— start of ENTRIES —
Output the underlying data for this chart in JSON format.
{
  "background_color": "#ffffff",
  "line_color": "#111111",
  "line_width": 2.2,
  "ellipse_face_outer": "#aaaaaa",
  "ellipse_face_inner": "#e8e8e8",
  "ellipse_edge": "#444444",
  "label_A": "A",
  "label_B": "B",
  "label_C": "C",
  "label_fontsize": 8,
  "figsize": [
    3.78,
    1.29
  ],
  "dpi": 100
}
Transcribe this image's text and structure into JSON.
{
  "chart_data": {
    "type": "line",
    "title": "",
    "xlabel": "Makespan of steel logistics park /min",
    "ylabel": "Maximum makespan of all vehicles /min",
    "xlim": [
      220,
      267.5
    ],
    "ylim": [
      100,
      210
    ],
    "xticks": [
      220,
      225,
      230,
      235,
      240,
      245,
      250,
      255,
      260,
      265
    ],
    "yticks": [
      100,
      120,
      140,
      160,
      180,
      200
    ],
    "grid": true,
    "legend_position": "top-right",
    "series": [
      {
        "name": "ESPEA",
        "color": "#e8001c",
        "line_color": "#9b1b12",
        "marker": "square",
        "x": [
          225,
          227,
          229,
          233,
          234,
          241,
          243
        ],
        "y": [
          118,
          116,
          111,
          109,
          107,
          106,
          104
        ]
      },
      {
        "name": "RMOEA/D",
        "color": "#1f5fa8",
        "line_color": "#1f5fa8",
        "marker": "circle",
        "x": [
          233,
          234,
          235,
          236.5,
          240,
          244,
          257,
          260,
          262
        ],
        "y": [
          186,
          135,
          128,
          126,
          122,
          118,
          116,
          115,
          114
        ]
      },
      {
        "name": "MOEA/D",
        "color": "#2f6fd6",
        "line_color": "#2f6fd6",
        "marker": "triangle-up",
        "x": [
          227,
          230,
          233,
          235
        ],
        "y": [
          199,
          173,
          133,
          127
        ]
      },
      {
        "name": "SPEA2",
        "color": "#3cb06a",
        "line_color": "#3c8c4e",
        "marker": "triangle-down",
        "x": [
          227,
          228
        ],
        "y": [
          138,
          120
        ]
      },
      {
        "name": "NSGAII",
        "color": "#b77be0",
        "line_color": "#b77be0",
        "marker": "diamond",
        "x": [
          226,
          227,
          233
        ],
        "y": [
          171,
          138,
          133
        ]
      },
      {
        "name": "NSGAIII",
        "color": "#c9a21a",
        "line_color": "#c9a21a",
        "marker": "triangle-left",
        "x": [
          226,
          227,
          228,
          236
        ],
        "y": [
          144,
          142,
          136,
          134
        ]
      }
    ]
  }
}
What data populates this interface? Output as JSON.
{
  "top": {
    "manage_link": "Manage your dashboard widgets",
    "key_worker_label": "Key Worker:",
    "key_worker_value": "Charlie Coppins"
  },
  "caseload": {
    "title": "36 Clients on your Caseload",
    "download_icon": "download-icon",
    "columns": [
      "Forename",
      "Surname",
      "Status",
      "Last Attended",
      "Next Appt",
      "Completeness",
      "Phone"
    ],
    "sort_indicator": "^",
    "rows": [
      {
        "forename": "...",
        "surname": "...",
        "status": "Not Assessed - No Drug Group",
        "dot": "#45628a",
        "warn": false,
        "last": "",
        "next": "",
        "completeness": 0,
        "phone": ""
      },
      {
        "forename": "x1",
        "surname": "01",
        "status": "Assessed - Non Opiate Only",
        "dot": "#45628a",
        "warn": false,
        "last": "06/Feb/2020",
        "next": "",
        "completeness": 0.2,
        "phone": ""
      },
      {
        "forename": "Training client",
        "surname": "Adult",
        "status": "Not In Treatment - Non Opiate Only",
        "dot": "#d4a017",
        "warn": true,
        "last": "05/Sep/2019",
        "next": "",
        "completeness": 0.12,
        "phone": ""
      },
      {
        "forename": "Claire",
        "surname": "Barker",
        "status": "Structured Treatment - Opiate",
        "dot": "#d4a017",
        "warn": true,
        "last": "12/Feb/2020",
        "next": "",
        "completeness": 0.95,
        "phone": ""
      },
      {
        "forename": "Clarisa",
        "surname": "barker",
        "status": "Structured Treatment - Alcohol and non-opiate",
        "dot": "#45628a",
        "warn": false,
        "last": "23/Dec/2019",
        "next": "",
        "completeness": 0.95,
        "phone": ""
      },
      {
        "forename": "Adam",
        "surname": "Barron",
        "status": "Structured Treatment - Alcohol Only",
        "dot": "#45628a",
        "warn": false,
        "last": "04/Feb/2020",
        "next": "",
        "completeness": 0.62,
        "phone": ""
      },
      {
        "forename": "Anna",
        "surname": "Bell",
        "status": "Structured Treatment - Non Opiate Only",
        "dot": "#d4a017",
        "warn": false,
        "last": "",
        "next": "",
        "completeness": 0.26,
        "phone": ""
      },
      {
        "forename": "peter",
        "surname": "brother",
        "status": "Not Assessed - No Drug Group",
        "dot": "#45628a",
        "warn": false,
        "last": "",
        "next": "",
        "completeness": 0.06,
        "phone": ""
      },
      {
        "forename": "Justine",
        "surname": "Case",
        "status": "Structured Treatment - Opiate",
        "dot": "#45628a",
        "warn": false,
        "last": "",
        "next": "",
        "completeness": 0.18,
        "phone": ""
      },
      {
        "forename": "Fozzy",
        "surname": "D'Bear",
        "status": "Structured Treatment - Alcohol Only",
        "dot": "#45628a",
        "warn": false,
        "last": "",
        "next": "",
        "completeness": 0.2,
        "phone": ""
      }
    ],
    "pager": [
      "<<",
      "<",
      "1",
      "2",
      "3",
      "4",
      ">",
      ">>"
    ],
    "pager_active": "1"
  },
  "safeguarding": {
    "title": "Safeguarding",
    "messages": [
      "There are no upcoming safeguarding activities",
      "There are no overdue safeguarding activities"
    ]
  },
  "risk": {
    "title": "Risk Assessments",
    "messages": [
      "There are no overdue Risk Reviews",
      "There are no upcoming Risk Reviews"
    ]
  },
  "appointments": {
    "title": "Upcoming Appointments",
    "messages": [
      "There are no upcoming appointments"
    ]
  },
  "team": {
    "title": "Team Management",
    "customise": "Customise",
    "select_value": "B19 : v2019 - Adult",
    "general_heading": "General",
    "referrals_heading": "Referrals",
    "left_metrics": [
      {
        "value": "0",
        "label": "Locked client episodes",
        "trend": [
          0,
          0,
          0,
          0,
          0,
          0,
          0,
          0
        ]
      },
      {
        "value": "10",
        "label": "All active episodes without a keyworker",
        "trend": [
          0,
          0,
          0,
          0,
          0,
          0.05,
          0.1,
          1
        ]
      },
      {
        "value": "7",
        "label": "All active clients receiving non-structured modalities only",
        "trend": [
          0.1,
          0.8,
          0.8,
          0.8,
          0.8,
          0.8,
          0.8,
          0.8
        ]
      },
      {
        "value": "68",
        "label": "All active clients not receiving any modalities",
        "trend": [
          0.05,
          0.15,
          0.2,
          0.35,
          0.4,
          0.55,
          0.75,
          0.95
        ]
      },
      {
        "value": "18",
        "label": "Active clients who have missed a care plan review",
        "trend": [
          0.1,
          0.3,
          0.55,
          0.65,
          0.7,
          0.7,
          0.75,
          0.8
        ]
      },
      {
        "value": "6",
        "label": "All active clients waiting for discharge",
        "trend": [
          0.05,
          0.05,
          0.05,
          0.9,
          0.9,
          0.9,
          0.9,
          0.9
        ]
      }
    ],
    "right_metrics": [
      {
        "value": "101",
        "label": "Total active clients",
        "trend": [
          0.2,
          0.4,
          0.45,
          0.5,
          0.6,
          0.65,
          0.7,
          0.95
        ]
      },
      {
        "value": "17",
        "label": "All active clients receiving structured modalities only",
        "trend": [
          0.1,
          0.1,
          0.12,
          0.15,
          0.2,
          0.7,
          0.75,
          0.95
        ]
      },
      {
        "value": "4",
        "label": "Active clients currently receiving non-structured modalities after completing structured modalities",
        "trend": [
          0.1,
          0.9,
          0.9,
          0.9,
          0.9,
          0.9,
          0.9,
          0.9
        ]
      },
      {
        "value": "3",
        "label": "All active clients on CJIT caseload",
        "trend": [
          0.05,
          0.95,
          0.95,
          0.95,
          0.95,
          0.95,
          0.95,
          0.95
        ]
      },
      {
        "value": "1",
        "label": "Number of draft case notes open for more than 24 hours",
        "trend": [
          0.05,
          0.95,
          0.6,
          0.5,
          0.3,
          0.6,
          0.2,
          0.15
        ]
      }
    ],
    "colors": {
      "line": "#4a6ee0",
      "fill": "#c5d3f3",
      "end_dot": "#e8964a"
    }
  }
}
— end of ENTRIES —
● **EXERCISE**
Using the entries above, tally how many lines have the word "JSON" in them; write the number and nothing more.

● **RESPONSE TO THIS TASK**
3